Data shown -

-- begin --

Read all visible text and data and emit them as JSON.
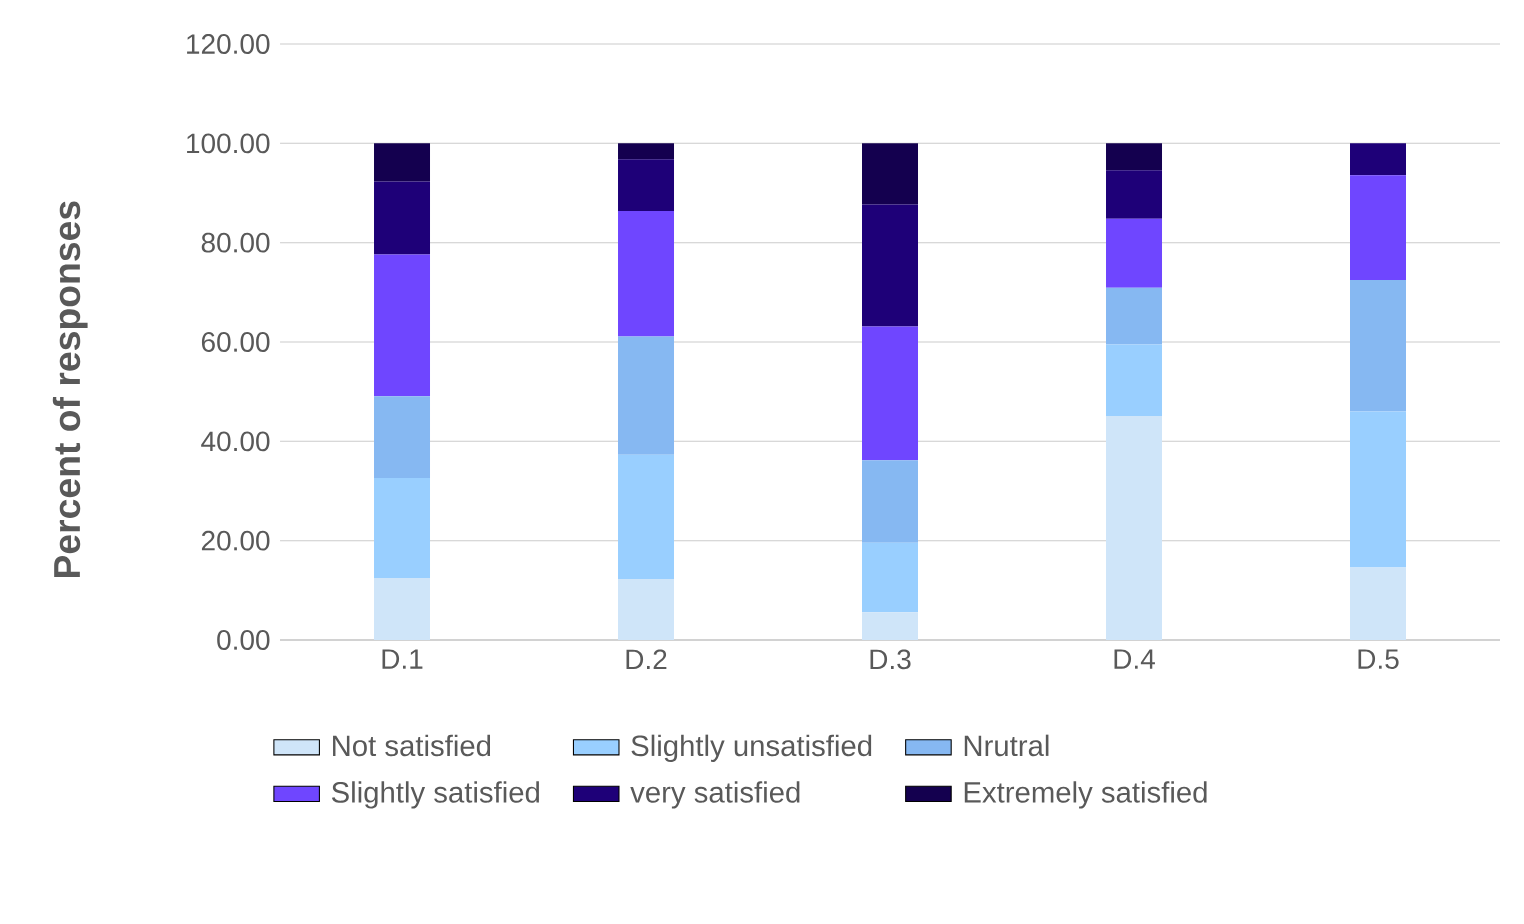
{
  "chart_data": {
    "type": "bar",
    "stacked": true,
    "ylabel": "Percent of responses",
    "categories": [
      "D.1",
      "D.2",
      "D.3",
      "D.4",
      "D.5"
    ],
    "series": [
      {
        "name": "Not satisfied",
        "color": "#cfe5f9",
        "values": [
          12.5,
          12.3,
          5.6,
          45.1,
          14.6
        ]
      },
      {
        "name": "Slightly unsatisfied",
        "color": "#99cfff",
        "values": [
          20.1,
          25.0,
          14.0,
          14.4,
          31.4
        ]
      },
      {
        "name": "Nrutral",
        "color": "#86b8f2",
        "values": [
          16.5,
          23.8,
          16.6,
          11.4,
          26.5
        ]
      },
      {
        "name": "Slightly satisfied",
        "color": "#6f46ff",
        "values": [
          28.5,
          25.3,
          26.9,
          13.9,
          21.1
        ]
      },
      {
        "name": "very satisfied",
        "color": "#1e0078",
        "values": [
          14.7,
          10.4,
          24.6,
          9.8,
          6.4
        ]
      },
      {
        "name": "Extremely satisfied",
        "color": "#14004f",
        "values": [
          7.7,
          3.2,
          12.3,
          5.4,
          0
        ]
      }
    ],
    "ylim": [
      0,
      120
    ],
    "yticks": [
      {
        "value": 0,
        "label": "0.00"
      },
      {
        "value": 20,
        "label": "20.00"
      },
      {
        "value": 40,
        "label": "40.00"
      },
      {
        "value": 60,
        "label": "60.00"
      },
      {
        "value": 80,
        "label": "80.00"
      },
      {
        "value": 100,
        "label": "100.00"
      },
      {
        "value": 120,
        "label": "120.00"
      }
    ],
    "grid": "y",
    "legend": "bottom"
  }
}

-- end --

Problem -
Send back the data above word for word, with the pictures left out.

Solved problem -
Read all visible text and data and emit them as JSON.
{
  "chart_data": {
    "type": "bar",
    "stacked": true,
    "ylabel": "Percent of responses",
    "categories": [
      "D.1",
      "D.2",
      "D.3",
      "D.4",
      "D.5"
    ],
    "series": [
      {
        "name": "Not satisfied",
        "color": "#cfe5f9",
        "values": [
          12.5,
          12.3,
          5.6,
          45.1,
          14.6
        ]
      },
      {
        "name": "Slightly unsatisfied",
        "color": "#99cfff",
        "values": [
          20.1,
          25.0,
          14.0,
          14.4,
          31.4
        ]
      },
      {
        "name": "Nrutral",
        "color": "#86b8f2",
        "values": [
          16.5,
          23.8,
          16.6,
          11.4,
          26.5
        ]
      },
      {
        "name": "Slightly satisfied",
        "color": "#6f46ff",
        "values": [
          28.5,
          25.3,
          26.9,
          13.9,
          21.1
        ]
      },
      {
        "name": "very satisfied",
        "color": "#1e0078",
        "values": [
          14.7,
          10.4,
          24.6,
          9.8,
          6.4
        ]
      },
      {
        "name": "Extremely satisfied",
        "color": "#14004f",
        "values": [
          7.7,
          3.2,
          12.3,
          5.4,
          0
        ]
      }
    ],
    "ylim": [
      0,
      120
    ],
    "yticks": [
      {
        "value": 0,
        "label": "0.00"
      },
      {
        "value": 20,
        "label": "20.00"
      },
      {
        "value": 40,
        "label": "40.00"
      },
      {
        "value": 60,
        "label": "60.00"
      },
      {
        "value": 80,
        "label": "80.00"
      },
      {
        "value": 100,
        "label": "100.00"
      },
      {
        "value": 120,
        "label": "120.00"
      }
    ],
    "grid": "y",
    "legend": "bottom"
  }
}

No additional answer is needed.